■ **SET EXERCISE**: Repeat the material below word for word and leave out all pictures.

— Begin —

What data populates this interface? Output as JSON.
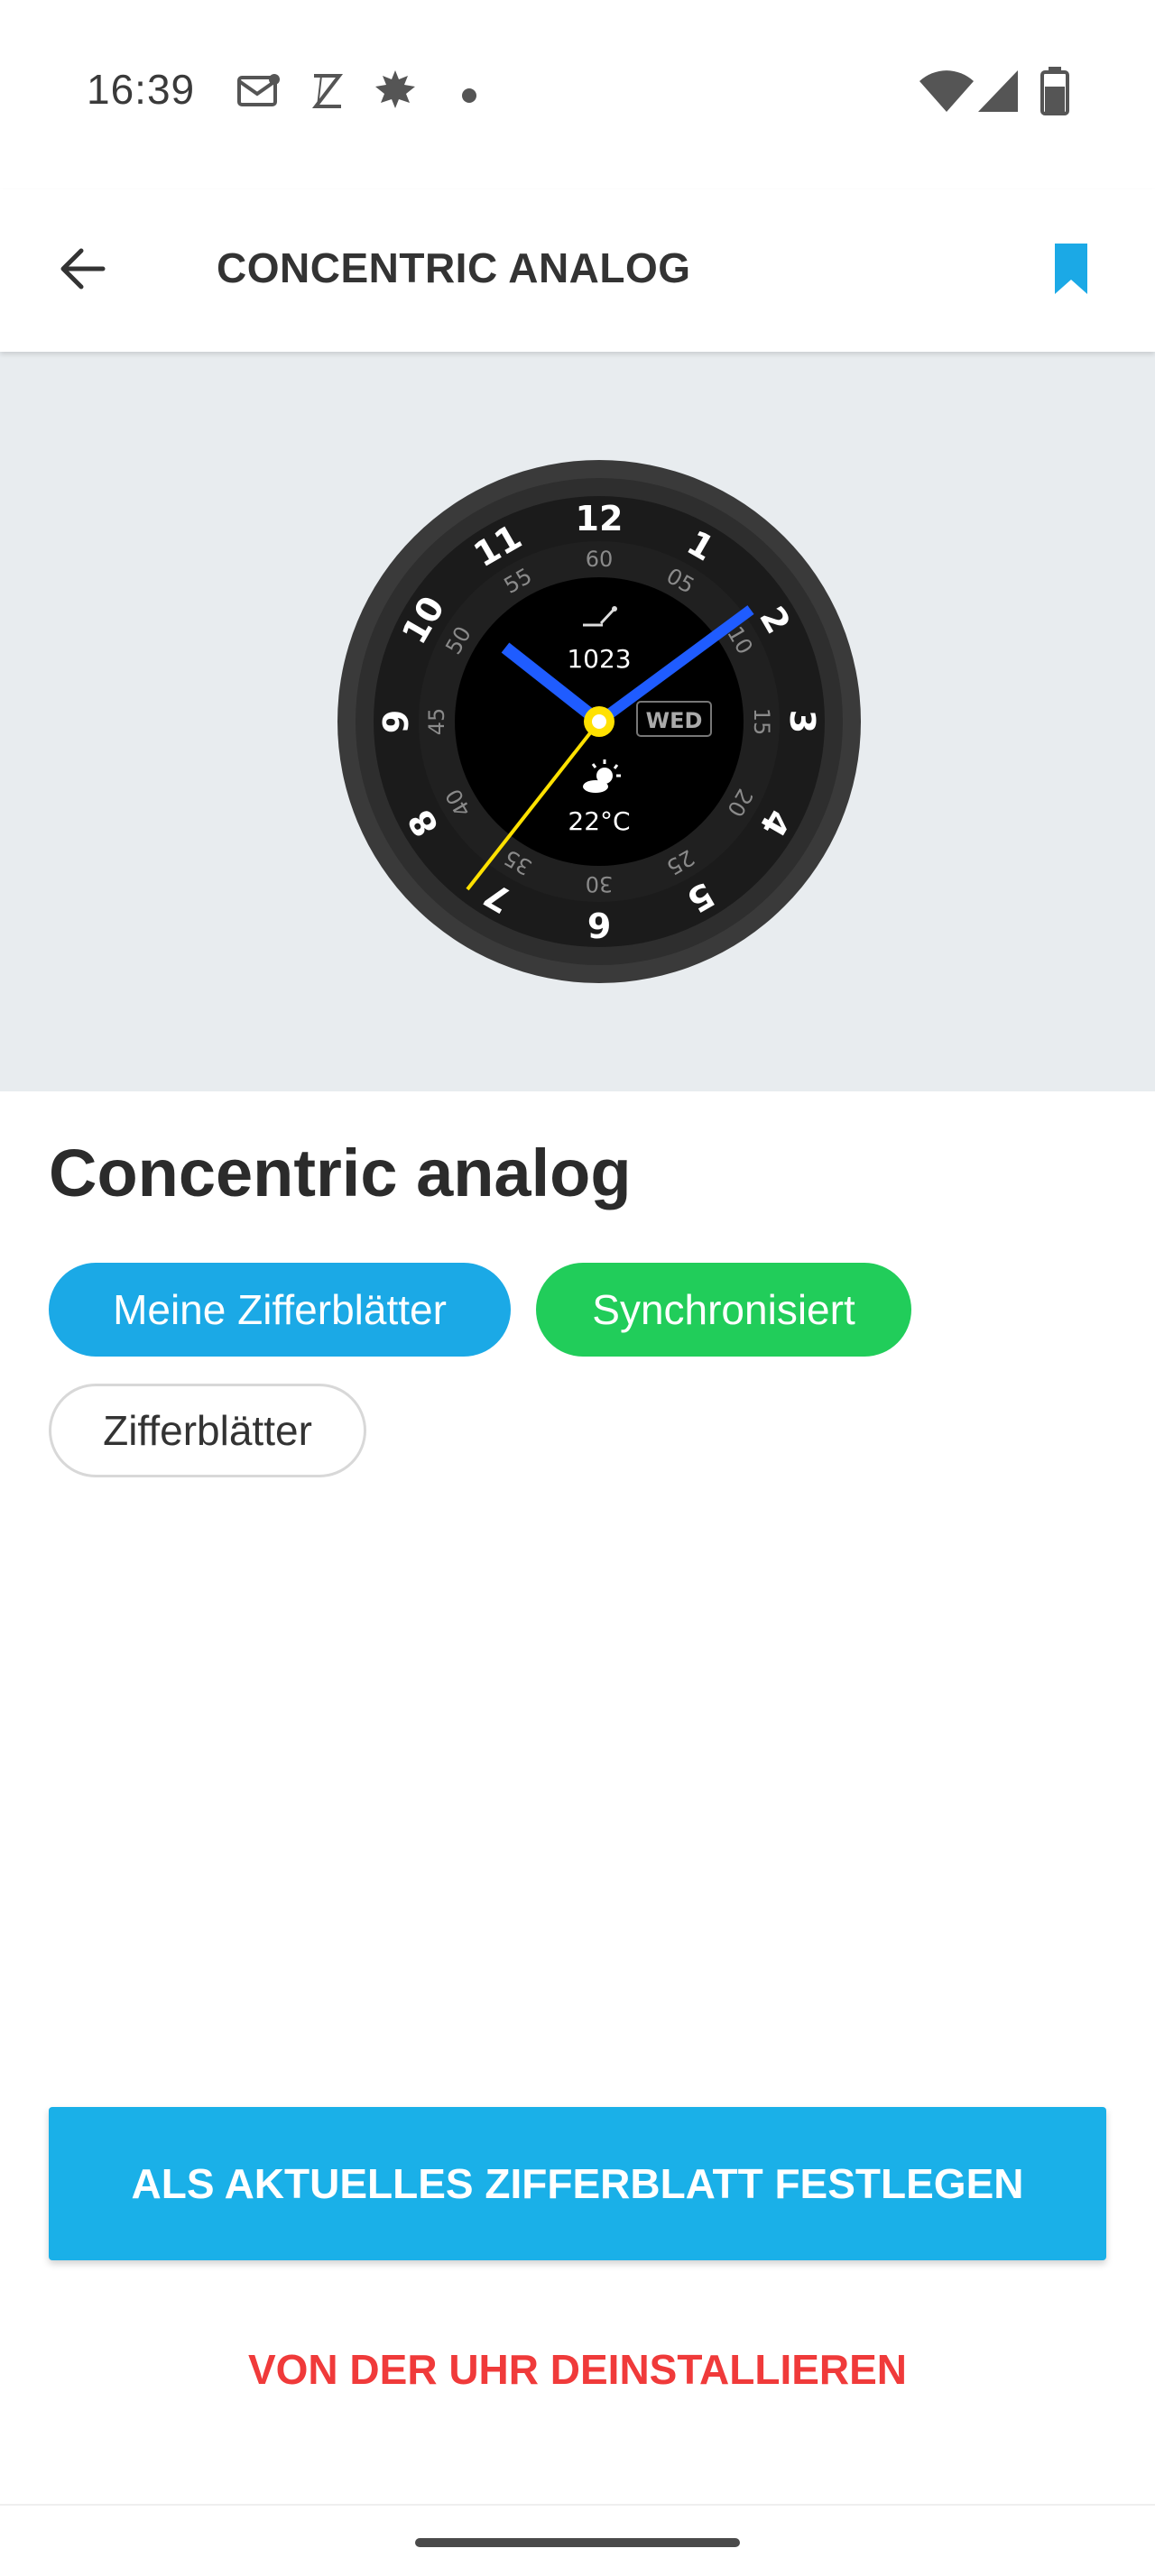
{
  "status_bar": {
    "time": "16:39",
    "icons": [
      "mail-icon",
      "z-app-icon",
      "leaf-icon",
      "dot-icon",
      "wifi-icon",
      "signal-icon",
      "battery-icon"
    ]
  },
  "app_bar": {
    "title": "CONCENTRIC ANALOG",
    "icons": [
      "back-arrow-icon",
      "bookmark-icon"
    ],
    "accent_color": "#1ba9e6"
  },
  "watch_face": {
    "hours": [
      "12",
      "1",
      "2",
      "3",
      "4",
      "5",
      "6",
      "7",
      "8",
      "9",
      "10",
      "11"
    ],
    "minutes": [
      "60",
      "05",
      "10",
      "15",
      "20",
      "25",
      "30",
      "35",
      "40",
      "45",
      "50",
      "55"
    ],
    "pressure": "1023",
    "day": "WED",
    "temperature": "22°C",
    "icons": [
      "barometer-icon",
      "weather-partly-sunny-icon"
    ],
    "hand_color": "#1f5cff",
    "second_hand_color": "#ffe100"
  },
  "details": {
    "name": "Concentric analog",
    "tags": [
      {
        "label": "Meine Zifferblätter",
        "color": "#1ba9e6"
      },
      {
        "label": "Synchronisiert",
        "color": "#21cd5a"
      },
      {
        "label": "Zifferblätter",
        "color": "#ffffff"
      }
    ]
  },
  "actions": {
    "primary_label": "ALS AKTUELLES ZIFFERBLATT FESTLEGEN",
    "danger_label": "VON DER UHR DEINSTALLIEREN",
    "danger_color": "#f03a3a"
  }
}
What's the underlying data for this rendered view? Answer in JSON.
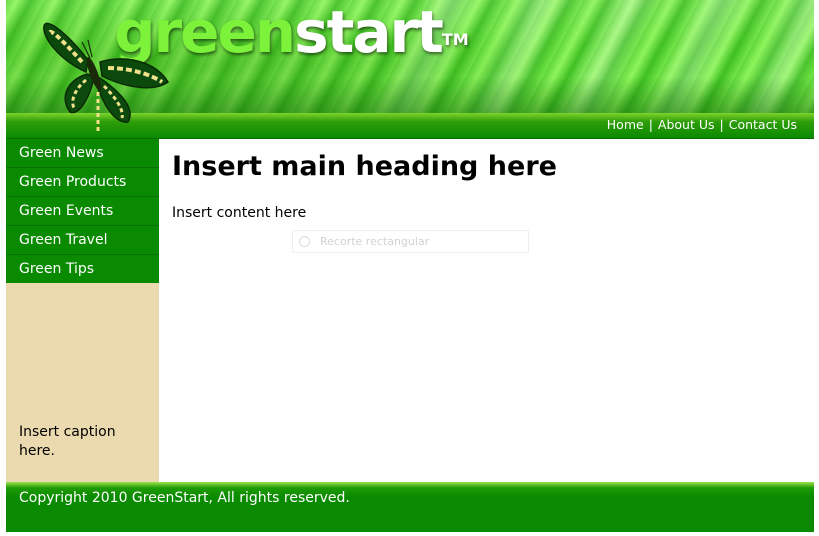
{
  "header": {
    "logo_part1": "green",
    "logo_part2": "start",
    "logo_tm": "TM"
  },
  "topnav": {
    "items": [
      "Home",
      "About Us",
      "Contact Us"
    ],
    "separator": "|"
  },
  "sidebar": {
    "items": [
      {
        "label": "Green News"
      },
      {
        "label": "Green Products"
      },
      {
        "label": "Green Events"
      },
      {
        "label": "Green Travel"
      },
      {
        "label": "Green Tips"
      }
    ],
    "caption": "Insert caption here."
  },
  "main": {
    "heading": "Insert main heading here",
    "content": "Insert content here"
  },
  "tooltip": {
    "label": "Recorte rectangular",
    "icon": "circle-icon"
  },
  "footer": {
    "copyright": "Copyright 2010 GreenStart, All rights reserved."
  },
  "colors": {
    "nav_green": "#0a8a00",
    "sidebar_beige": "#ebdaaf",
    "logo_green": "#7cf23a"
  }
}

— End —

■ **SOLUTION FOR THIS EXERCISE**:
What data populates this interface? Output as JSON.
{
  "status_bar": {
    "time": "16:39",
    "icons": [
      "mail-icon",
      "z-app-icon",
      "leaf-icon",
      "dot-icon",
      "wifi-icon",
      "signal-icon",
      "battery-icon"
    ]
  },
  "app_bar": {
    "title": "CONCENTRIC ANALOG",
    "icons": [
      "back-arrow-icon",
      "bookmark-icon"
    ],
    "accent_color": "#1ba9e6"
  },
  "watch_face": {
    "hours": [
      "12",
      "1",
      "2",
      "3",
      "4",
      "5",
      "6",
      "7",
      "8",
      "9",
      "10",
      "11"
    ],
    "minutes": [
      "60",
      "05",
      "10",
      "15",
      "20",
      "25",
      "30",
      "35",
      "40",
      "45",
      "50",
      "55"
    ],
    "pressure": "1023",
    "day": "WED",
    "temperature": "22°C",
    "icons": [
      "barometer-icon",
      "weather-partly-sunny-icon"
    ],
    "hand_color": "#1f5cff",
    "second_hand_color": "#ffe100"
  },
  "details": {
    "name": "Concentric analog",
    "tags": [
      {
        "label": "Meine Zifferblätter",
        "color": "#1ba9e6"
      },
      {
        "label": "Synchronisiert",
        "color": "#21cd5a"
      },
      {
        "label": "Zifferblätter",
        "color": "#ffffff"
      }
    ]
  },
  "actions": {
    "primary_label": "ALS AKTUELLES ZIFFERBLATT FESTLEGEN",
    "danger_label": "VON DER UHR DEINSTALLIEREN",
    "danger_color": "#f03a3a"
  }
}
What's the underlying data for this rendered view? Answer in JSON.
{
  "header": {
    "logo_part1": "green",
    "logo_part2": "start",
    "logo_tm": "TM"
  },
  "topnav": {
    "items": [
      "Home",
      "About Us",
      "Contact Us"
    ],
    "separator": "|"
  },
  "sidebar": {
    "items": [
      {
        "label": "Green News"
      },
      {
        "label": "Green Products"
      },
      {
        "label": "Green Events"
      },
      {
        "label": "Green Travel"
      },
      {
        "label": "Green Tips"
      }
    ],
    "caption": "Insert caption here."
  },
  "main": {
    "heading": "Insert main heading here",
    "content": "Insert content here"
  },
  "tooltip": {
    "label": "Recorte rectangular",
    "icon": "circle-icon"
  },
  "footer": {
    "copyright": "Copyright 2010 GreenStart, All rights reserved."
  },
  "colors": {
    "nav_green": "#0a8a00",
    "sidebar_beige": "#ebdaaf",
    "logo_green": "#7cf23a"
  }
}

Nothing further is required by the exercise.